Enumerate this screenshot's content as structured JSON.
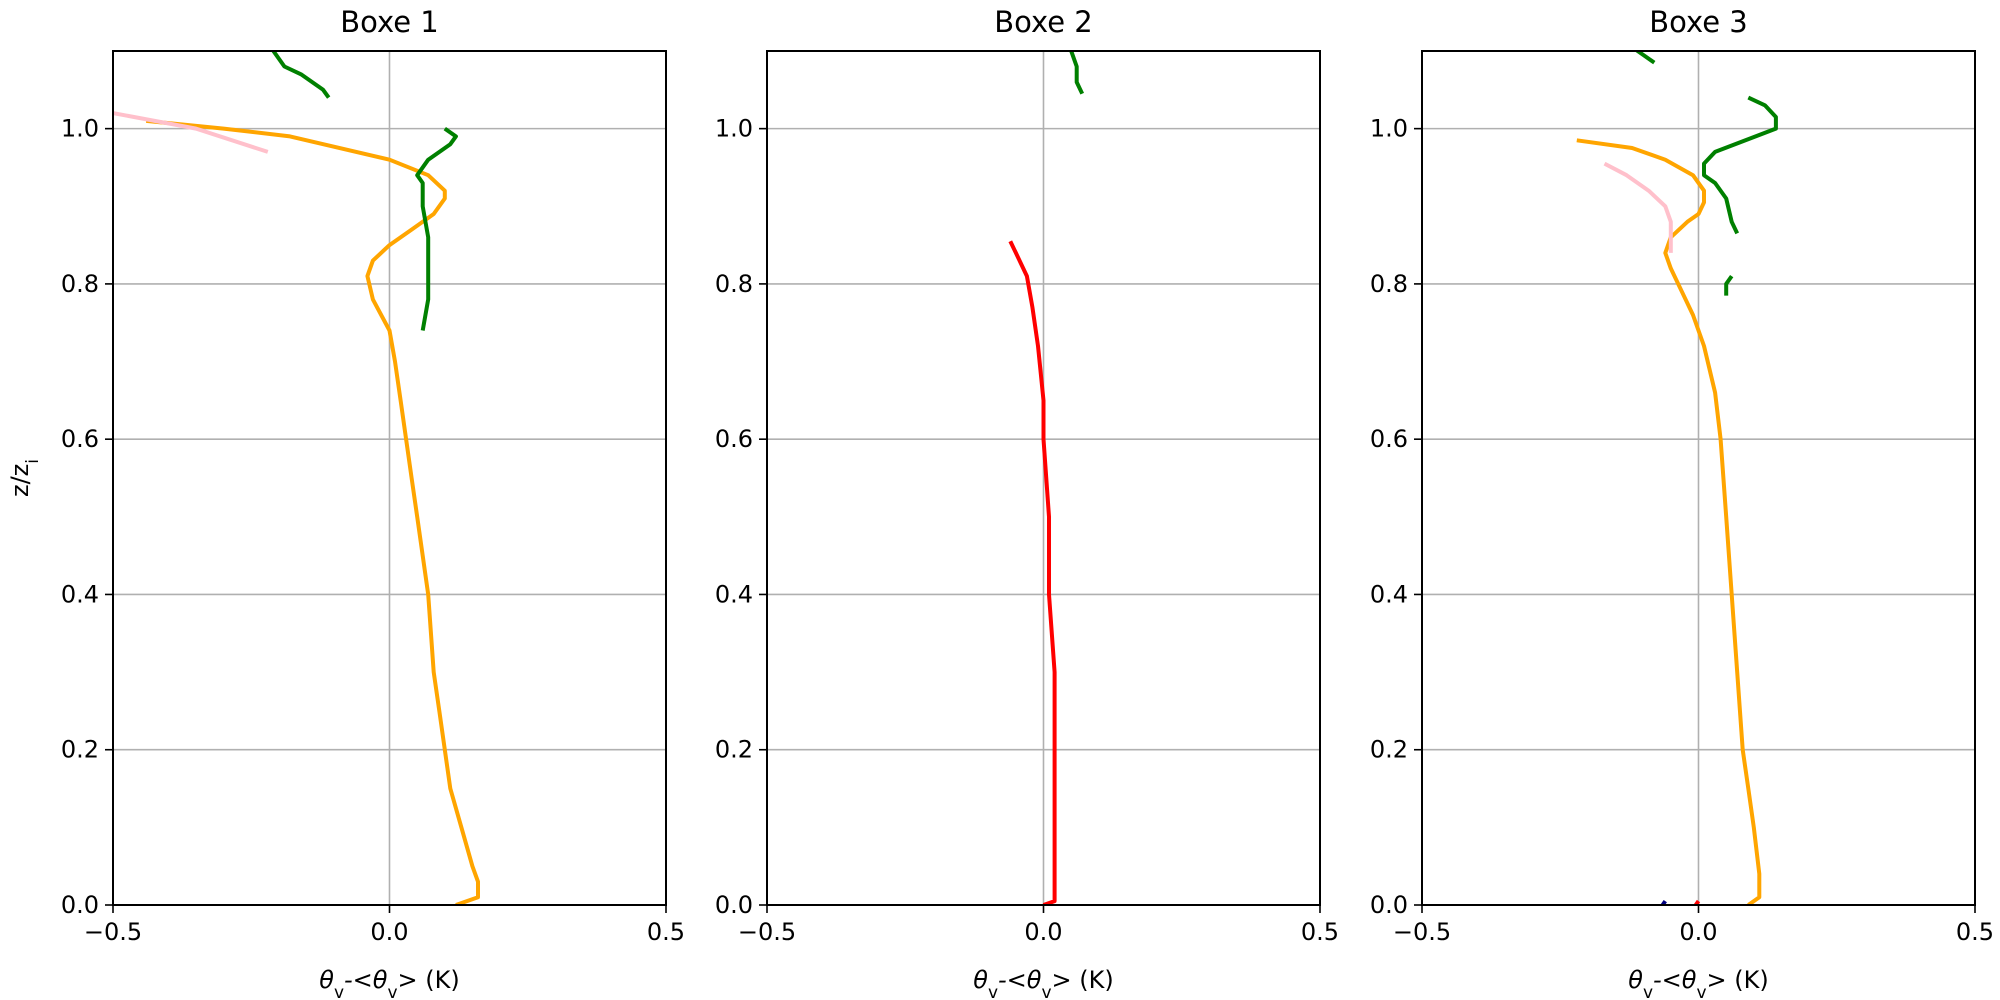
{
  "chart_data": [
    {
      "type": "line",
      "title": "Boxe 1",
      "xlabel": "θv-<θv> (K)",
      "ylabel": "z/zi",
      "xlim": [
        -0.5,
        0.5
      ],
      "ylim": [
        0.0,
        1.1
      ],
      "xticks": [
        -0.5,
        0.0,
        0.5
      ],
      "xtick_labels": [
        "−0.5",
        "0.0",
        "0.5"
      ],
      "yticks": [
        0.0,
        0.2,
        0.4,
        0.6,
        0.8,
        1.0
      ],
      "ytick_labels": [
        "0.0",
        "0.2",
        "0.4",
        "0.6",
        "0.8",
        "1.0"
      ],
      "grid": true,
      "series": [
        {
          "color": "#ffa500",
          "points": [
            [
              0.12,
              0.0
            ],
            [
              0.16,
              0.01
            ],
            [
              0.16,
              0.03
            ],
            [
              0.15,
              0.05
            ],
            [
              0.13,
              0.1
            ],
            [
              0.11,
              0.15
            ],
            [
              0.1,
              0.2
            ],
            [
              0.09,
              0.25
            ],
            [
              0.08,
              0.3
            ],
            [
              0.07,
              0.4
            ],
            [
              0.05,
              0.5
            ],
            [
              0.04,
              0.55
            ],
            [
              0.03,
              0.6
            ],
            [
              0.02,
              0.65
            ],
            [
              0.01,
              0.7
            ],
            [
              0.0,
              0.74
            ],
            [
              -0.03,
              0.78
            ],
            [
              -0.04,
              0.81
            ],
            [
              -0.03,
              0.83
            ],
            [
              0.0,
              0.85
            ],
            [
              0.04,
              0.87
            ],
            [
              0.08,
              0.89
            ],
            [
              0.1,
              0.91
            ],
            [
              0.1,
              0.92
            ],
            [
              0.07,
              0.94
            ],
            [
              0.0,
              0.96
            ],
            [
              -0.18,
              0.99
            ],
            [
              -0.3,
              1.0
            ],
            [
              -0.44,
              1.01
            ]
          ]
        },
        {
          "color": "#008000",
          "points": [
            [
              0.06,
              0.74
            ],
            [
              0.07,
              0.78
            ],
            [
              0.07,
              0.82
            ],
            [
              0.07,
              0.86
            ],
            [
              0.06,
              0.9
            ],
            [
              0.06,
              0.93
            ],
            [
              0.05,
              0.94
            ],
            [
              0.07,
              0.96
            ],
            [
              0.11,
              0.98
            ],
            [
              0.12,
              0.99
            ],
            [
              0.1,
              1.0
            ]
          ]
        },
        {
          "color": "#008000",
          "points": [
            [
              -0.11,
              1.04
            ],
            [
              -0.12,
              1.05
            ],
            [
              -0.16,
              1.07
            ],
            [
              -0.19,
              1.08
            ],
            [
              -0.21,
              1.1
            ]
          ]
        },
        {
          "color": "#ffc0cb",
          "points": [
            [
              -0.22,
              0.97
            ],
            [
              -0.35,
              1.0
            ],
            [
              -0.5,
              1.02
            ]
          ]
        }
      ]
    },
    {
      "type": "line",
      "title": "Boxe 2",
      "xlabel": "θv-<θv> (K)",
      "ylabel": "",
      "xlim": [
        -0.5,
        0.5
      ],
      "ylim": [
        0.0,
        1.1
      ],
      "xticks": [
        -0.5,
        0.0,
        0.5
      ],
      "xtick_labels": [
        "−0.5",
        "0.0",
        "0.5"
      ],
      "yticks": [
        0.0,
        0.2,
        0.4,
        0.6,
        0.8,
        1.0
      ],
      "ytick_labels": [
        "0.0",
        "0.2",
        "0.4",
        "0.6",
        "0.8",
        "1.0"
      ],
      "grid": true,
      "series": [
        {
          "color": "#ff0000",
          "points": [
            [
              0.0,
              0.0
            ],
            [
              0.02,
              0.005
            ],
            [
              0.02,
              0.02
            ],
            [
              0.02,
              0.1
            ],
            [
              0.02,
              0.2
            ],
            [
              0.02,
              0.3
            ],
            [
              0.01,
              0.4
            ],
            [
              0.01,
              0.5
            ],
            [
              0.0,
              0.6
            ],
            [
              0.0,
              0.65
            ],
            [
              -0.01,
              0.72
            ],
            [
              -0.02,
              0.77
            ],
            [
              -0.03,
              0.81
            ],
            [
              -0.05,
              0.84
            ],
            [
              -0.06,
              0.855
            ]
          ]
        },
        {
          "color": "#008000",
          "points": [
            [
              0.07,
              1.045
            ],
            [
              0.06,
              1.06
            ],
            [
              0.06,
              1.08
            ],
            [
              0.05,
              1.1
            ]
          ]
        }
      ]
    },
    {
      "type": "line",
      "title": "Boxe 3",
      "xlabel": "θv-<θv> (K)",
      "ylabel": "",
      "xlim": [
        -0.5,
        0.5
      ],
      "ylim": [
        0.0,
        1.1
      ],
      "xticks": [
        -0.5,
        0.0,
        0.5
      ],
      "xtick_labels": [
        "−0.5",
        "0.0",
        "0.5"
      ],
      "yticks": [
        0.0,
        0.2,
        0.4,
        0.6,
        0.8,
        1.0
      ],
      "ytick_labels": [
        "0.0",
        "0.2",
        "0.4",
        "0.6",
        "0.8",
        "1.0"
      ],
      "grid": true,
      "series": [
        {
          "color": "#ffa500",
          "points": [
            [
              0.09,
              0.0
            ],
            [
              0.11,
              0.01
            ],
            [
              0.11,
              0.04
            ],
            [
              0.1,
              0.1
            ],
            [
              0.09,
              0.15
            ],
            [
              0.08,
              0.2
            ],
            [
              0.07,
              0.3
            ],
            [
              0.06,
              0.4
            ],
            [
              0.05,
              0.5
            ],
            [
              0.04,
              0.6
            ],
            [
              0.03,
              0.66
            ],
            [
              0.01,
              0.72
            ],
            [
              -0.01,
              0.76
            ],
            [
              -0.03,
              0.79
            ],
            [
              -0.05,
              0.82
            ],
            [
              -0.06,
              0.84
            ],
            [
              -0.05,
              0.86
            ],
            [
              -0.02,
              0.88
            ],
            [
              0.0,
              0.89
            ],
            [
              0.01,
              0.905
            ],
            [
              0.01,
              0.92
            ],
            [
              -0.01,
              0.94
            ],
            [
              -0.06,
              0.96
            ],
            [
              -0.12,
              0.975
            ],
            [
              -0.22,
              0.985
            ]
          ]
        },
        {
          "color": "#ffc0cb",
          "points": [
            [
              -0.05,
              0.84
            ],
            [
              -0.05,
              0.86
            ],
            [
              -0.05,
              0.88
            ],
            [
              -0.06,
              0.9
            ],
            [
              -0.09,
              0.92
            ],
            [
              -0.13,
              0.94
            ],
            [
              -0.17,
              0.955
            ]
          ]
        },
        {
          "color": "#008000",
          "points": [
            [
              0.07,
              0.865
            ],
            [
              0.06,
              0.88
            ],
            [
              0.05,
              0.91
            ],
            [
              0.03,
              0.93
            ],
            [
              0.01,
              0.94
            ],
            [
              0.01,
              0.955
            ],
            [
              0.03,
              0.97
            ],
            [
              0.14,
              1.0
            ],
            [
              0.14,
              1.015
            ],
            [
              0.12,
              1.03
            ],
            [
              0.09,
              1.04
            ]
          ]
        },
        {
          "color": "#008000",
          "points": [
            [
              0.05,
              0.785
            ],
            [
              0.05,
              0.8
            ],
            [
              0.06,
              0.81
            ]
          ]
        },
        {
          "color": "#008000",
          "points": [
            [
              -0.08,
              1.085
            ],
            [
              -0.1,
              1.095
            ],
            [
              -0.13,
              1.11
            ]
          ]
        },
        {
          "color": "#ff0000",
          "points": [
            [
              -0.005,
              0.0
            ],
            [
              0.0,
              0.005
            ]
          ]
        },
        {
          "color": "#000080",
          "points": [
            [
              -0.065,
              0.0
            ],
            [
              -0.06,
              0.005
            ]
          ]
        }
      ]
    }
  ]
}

□ □ □ □ □

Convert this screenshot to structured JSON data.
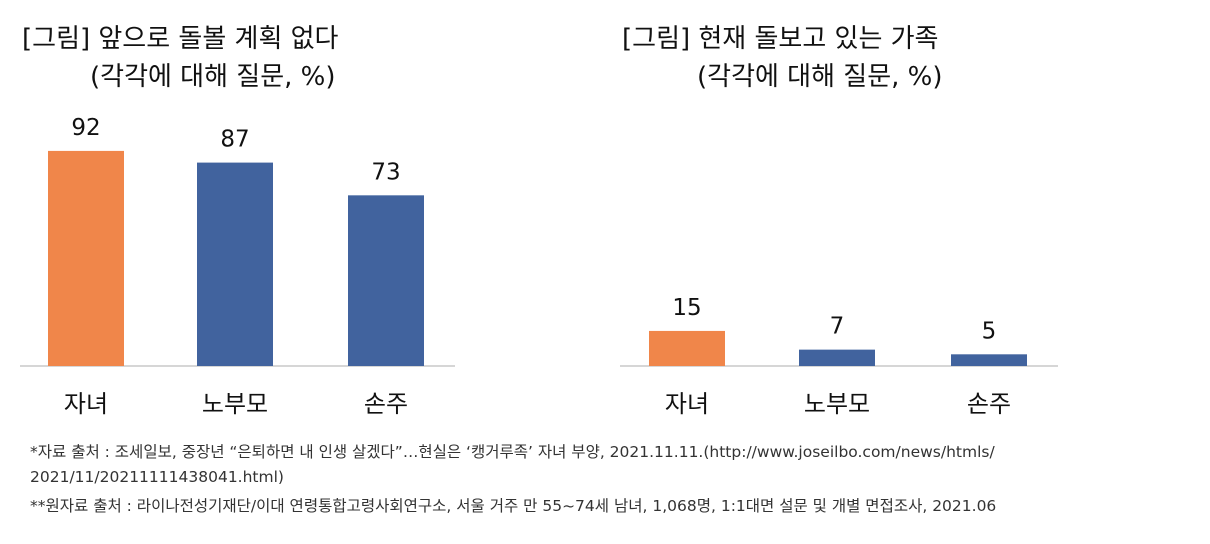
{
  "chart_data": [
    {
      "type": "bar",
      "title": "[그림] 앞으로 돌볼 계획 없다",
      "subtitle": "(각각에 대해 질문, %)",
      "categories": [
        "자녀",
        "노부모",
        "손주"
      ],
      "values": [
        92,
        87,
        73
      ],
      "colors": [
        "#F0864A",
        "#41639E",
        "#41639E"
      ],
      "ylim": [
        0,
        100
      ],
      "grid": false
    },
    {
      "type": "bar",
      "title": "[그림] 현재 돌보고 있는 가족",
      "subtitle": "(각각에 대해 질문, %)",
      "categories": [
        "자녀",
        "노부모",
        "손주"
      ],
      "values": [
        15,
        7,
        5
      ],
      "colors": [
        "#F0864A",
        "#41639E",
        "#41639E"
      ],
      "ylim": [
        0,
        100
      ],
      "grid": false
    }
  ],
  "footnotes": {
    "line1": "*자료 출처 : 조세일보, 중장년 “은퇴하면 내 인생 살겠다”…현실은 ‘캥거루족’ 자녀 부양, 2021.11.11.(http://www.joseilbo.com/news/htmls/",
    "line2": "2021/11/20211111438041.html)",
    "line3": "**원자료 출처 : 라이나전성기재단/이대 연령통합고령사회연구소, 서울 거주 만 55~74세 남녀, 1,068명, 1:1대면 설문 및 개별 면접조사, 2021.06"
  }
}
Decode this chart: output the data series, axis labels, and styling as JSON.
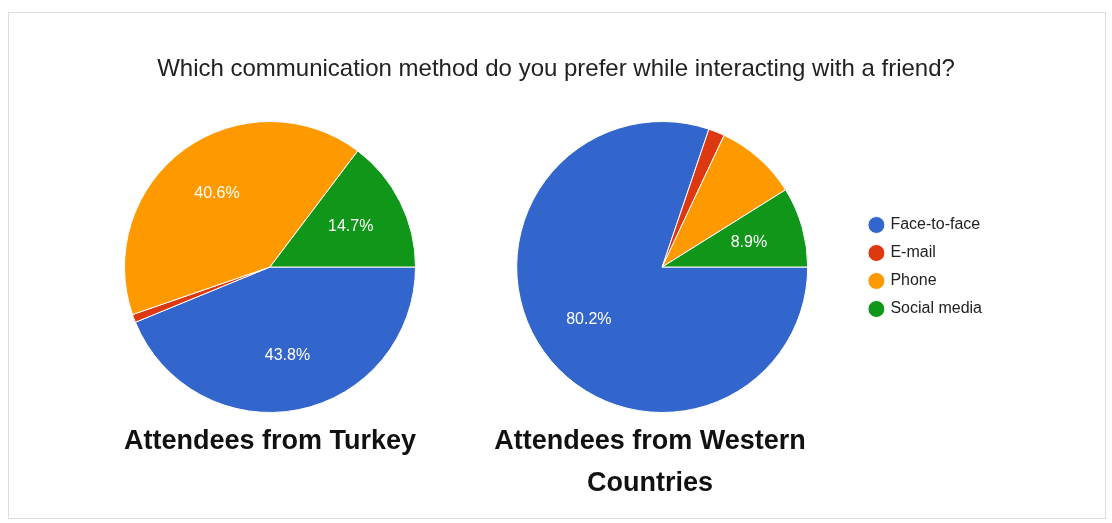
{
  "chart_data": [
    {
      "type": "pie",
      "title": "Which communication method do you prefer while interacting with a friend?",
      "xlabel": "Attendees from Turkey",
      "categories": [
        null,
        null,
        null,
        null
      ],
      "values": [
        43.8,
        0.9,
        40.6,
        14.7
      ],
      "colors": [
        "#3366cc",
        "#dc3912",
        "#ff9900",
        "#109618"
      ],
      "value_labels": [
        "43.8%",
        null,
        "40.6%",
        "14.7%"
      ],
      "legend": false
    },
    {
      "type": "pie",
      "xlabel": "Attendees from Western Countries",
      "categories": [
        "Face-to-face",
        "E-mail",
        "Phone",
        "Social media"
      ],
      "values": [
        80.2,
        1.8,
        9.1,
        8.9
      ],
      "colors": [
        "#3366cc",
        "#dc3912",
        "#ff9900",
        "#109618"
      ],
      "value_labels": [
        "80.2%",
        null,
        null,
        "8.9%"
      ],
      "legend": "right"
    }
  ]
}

□ □ □ □ □

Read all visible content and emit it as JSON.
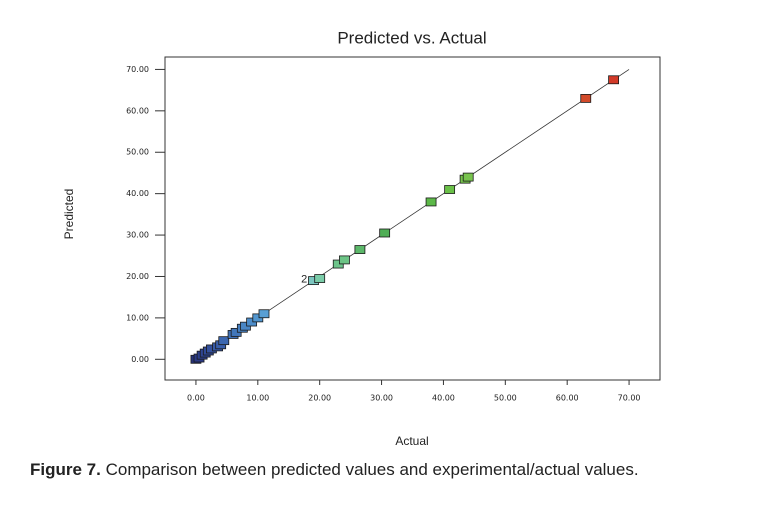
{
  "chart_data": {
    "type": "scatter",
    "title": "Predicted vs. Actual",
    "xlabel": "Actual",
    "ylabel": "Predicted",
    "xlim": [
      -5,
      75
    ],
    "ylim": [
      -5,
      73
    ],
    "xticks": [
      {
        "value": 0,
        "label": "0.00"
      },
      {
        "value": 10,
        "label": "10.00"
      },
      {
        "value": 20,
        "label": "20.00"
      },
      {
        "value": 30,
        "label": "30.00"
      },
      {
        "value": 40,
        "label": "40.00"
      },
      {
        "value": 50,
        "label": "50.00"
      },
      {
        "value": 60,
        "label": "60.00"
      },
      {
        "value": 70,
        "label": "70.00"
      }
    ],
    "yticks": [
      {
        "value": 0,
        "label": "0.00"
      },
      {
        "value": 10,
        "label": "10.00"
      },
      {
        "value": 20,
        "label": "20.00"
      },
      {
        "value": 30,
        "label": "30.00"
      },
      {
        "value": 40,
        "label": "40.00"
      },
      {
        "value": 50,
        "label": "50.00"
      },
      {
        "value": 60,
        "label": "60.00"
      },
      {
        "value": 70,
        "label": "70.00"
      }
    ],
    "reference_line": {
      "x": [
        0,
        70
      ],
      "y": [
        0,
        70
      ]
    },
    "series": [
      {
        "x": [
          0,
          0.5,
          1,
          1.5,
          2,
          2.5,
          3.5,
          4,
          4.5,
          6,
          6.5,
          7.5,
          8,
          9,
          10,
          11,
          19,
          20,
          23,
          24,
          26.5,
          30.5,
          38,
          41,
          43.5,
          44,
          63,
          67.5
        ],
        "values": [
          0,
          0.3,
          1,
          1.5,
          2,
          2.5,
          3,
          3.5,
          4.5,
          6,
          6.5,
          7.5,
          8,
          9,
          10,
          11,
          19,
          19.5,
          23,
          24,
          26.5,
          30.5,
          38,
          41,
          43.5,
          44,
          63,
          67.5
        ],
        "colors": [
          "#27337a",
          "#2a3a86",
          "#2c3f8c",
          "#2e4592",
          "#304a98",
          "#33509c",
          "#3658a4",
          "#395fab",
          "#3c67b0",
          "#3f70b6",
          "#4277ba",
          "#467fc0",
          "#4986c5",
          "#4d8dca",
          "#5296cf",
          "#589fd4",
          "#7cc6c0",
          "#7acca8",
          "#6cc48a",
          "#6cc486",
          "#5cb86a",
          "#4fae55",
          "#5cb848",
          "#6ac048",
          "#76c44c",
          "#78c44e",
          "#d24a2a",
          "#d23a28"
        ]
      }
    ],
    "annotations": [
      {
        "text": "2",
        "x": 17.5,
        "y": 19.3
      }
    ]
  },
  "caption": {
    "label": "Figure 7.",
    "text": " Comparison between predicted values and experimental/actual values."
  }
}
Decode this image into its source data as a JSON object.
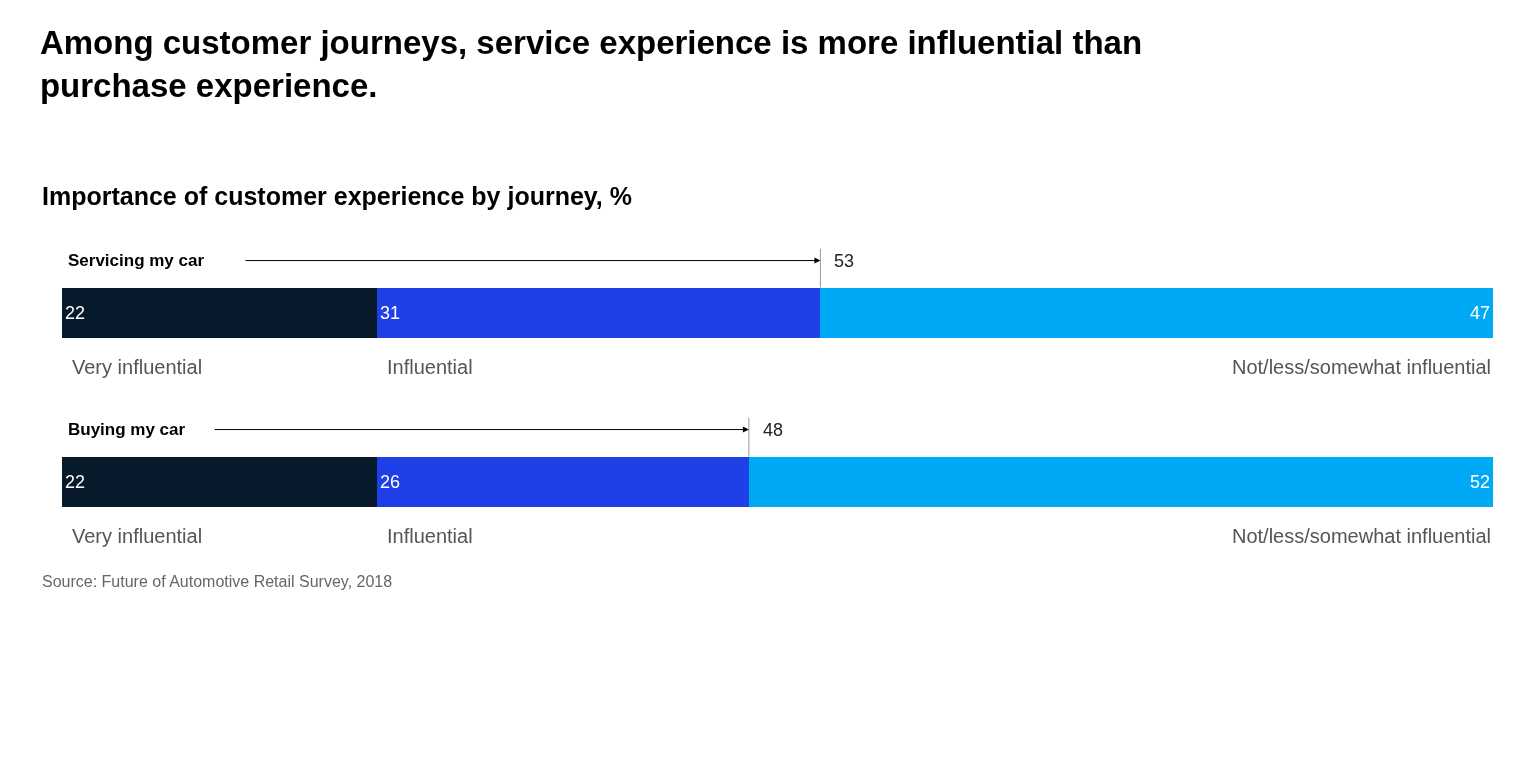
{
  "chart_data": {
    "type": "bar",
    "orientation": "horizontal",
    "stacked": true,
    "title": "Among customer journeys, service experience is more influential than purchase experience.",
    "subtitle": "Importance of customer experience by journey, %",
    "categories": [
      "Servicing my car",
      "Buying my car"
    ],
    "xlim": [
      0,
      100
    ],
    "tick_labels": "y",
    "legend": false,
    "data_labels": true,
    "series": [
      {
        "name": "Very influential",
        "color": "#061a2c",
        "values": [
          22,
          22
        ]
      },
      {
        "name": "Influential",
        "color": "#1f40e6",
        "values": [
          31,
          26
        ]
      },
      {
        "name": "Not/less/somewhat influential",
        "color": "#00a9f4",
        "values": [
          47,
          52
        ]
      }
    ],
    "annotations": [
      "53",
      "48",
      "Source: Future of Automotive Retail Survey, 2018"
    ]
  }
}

□ □ □ □ □

(EXERCISE OBJECTIVE)
Look through the data and show every line containing "from".

(SOLUTION FOR THIS PROBLEM)
      "xlabel": "Attendees from Turkey",
      "xlabel": "Attendees from Western Countries",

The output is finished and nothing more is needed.